***** DATA SHOWN *****

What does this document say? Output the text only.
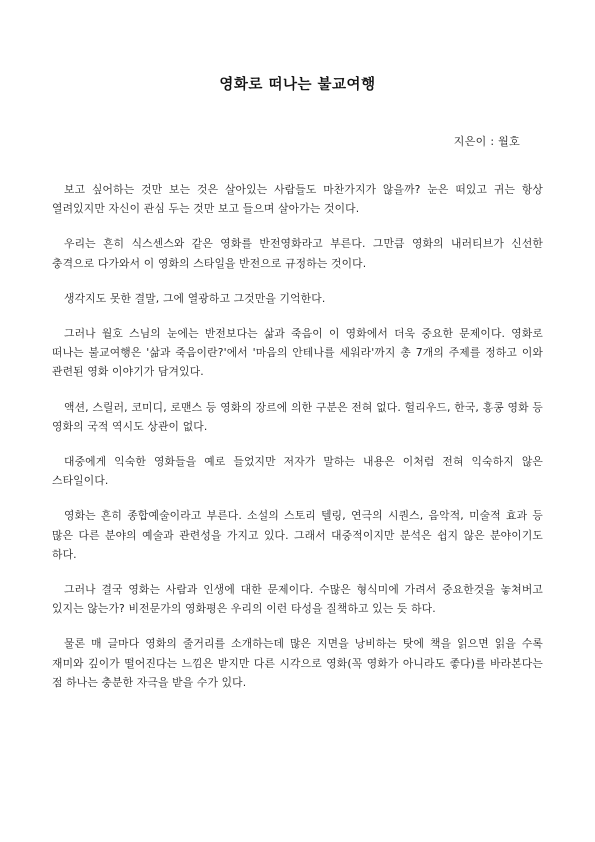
영화로 떠나는 불교여행
지은이 : 월호

보고 싶어하는 것만 보는 것은 살아있는 사람들도 마찬가지가 않을까? 눈은 떠있고 귀는 항상 열려있지만 자신이 관심 두는 것만 보고 들으며 살아가는 것이다.

우리는 흔히 식스센스와 같은 영화를 반전영화라고 부른다. 그만큼 영화의 내러티브가 신선한 충격으로 다가와서 이 영화의 스타일을 반전으로 규정하는 것이다.

생각지도 못한 결말, 그에 열광하고 그것만을 기억한다.

그러나 월호 스님의 눈에는 반전보다는 삶과 죽음이 이 영화에서 더욱 중요한 문제이다. 영화로 떠나는 불교여행은 '삶과 죽음이란?'에서 '마음의 안테나를 세워라'까지 총 7개의 주제를 정하고 이와 관련된 영화 이야기가 담겨있다.

액션, 스릴러, 코미디, 로맨스 등 영화의 장르에 의한 구분은 전혀 없다. 헐리우드, 한국, 홍콩 영화 등 영화의 국적 역시도 상관이 없다.

대중에게 익숙한 영화들을 예로 들었지만 저자가 말하는 내용은 이처럼 전혀 익숙하지 않은 스타일이다.

영화는 흔히 종합예술이라고 부른다. 소설의 스토리 텔링, 연극의 시퀀스, 음악적, 미술적 효과 등 많은 다른 분야의 예술과 관련성을 가지고 있다. 그래서 대중적이지만 분석은 쉽지 않은 분야이기도 하다.

그러나 결국 영화는 사람과 인생에 대한 문제이다. 수많은 형식미에 가려서 중요한것을 놓쳐버고 있지는 않는가? 비전문가의 영화평은 우리의 이런 타성을 질책하고 있는 듯 하다.

물론 매 글마다 영화의 줄거리를 소개하는데 많은 지면을 낭비하는 탓에 책을 읽으면 읽을 수록 재미와 깊이가 떨어진다는 느낌은 받지만 다른 시각으로 영화(꼭 영화가 아니라도 좋다)를 바라본다는 점 하나는 충분한 자극을 받을 수가 있다.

*****

> _WHAT IS BEING ASKED_:
Identify the lines above that contain the word "문제이다", then copy them.

> _ANSWER TO THE EXERCISE_:
그러나 월호 스님의 눈에는 반전보다는 삶과 죽음이 이 영화에서 더욱 중요한 문제이다. 영화로 떠나는 불교여행은 '삶과 죽음이란?'에서 '마음의 안테나를 세워라'까지 총 7개의 주제를 정하고 이와 관련된 영화 이야기가 담겨있다.
그러나 결국 영화는 사람과 인생에 대한 문제이다. 수많은 형식미에 가려서 중요한것을 놓쳐버고 있지는 않는가? 비전문가의 영화평은 우리의 이런 타성을 질책하고 있는 듯 하다.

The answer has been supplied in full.